Filter the records for lines holding the string "title".

Figure record extracts:
* * *

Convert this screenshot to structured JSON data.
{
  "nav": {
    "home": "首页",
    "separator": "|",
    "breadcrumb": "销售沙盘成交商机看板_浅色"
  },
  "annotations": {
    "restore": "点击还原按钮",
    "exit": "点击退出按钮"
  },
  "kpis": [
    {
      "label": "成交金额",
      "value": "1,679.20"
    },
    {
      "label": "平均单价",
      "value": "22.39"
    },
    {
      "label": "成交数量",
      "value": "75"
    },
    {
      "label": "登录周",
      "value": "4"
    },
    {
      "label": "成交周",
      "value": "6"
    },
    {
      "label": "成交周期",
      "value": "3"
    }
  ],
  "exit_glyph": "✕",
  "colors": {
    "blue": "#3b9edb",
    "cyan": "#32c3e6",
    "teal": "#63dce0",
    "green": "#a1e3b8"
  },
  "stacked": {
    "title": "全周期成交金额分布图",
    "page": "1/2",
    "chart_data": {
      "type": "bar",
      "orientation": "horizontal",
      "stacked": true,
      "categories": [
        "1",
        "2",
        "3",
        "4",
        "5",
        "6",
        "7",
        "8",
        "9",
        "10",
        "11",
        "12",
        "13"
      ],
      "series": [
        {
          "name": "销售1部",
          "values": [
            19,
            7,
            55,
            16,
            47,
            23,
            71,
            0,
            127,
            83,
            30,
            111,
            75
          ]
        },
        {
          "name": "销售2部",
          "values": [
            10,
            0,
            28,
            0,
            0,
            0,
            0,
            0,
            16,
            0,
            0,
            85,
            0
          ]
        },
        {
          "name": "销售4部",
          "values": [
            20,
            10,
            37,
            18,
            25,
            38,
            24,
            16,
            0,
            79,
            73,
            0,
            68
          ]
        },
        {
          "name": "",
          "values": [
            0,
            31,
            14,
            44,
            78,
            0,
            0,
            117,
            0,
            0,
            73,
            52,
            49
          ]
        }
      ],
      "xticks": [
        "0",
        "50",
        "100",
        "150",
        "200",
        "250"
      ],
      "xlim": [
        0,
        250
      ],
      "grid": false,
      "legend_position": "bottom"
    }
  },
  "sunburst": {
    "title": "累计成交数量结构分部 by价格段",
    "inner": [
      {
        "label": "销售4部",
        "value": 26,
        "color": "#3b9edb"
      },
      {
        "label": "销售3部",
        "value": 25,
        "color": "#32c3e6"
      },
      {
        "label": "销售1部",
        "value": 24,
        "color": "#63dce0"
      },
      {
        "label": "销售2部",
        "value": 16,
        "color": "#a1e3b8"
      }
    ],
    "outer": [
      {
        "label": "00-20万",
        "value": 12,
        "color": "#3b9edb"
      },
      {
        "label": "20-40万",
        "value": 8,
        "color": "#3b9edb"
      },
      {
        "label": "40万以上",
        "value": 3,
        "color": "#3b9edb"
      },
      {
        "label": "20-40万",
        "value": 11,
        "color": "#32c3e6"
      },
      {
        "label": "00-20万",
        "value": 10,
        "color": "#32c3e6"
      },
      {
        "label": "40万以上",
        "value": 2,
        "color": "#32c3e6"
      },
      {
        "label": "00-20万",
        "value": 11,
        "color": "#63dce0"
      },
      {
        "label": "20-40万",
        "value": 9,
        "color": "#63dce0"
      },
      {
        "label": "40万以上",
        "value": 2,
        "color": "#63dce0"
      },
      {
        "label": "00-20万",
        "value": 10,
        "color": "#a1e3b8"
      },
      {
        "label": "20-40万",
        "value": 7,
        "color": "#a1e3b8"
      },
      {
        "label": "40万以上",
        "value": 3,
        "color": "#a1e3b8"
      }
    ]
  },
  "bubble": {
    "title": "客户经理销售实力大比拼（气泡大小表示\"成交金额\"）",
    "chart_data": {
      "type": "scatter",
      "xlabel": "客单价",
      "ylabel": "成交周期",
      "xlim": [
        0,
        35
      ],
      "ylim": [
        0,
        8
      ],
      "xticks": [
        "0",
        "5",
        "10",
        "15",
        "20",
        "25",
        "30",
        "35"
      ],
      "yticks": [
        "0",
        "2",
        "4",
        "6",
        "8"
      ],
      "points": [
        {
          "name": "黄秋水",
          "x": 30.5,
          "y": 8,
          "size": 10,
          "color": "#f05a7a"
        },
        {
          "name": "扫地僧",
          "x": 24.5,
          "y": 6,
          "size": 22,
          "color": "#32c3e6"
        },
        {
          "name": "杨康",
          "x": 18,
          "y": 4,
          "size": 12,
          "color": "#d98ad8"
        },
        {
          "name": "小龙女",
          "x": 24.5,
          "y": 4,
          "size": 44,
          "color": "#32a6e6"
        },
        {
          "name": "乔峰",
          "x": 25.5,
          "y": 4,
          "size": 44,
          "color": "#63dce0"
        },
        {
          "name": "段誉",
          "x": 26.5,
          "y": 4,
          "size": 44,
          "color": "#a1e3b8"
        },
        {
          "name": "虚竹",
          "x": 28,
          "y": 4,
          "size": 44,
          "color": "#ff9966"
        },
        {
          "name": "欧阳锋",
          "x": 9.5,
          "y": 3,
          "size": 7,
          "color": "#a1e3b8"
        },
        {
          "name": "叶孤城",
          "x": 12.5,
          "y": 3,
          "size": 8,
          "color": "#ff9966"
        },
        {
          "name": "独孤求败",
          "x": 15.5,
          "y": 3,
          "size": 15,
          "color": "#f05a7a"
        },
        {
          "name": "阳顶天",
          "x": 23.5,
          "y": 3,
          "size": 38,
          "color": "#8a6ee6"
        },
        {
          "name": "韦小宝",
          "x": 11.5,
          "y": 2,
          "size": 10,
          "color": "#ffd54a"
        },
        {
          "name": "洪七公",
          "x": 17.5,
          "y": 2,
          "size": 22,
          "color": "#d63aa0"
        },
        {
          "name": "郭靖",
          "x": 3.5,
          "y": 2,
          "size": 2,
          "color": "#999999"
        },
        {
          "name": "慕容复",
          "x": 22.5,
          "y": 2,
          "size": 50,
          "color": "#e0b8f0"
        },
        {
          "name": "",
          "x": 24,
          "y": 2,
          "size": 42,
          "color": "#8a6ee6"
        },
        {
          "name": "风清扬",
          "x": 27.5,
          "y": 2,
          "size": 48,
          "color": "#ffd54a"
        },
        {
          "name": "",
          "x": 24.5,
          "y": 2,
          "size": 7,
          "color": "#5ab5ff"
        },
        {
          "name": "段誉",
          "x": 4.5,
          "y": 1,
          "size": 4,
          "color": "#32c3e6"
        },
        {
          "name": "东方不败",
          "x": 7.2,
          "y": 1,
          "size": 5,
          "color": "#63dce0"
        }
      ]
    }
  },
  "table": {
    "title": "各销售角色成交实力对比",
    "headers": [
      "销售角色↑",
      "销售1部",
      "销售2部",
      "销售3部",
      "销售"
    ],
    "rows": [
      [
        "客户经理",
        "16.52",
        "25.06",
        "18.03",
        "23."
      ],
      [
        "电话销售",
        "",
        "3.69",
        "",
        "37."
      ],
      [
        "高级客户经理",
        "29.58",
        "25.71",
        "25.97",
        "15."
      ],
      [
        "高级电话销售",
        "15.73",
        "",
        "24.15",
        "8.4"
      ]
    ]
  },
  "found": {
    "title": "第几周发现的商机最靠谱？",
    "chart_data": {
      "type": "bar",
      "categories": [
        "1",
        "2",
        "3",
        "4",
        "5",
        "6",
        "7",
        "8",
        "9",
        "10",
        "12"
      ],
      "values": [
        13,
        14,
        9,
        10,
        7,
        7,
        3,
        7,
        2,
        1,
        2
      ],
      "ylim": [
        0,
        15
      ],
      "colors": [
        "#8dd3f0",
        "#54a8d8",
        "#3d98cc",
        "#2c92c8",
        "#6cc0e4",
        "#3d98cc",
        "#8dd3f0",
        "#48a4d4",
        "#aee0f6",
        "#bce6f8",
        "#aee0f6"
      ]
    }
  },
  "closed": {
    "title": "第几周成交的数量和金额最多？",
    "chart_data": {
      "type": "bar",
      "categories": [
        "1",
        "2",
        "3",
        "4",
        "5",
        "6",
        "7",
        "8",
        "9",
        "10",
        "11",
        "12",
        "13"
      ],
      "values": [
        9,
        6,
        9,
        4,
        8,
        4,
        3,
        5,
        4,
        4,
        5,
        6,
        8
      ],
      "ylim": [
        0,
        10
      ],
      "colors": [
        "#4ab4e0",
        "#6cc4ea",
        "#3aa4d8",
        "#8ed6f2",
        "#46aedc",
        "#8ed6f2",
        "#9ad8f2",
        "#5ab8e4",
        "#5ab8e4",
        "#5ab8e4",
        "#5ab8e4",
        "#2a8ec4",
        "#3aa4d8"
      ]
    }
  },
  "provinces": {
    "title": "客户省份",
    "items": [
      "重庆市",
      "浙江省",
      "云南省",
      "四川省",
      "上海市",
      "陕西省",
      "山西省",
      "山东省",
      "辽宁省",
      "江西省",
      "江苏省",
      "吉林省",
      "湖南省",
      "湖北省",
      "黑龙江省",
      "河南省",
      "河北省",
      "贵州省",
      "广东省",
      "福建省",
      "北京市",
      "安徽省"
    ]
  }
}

* * *

Output:
    "title": "全周期成交金额分布图",
    "title": "累计成交数量结构分部 by价格段",
    "title": "客户经理销售实力大比拼（气泡大小表示\"成交金额\"）",
    "title": "各销售角色成交实力对比",
    "title": "第几周发现的商机最靠谱？",
    "title": "第几周成交的数量和金额最多？",
    "title": "客户省份",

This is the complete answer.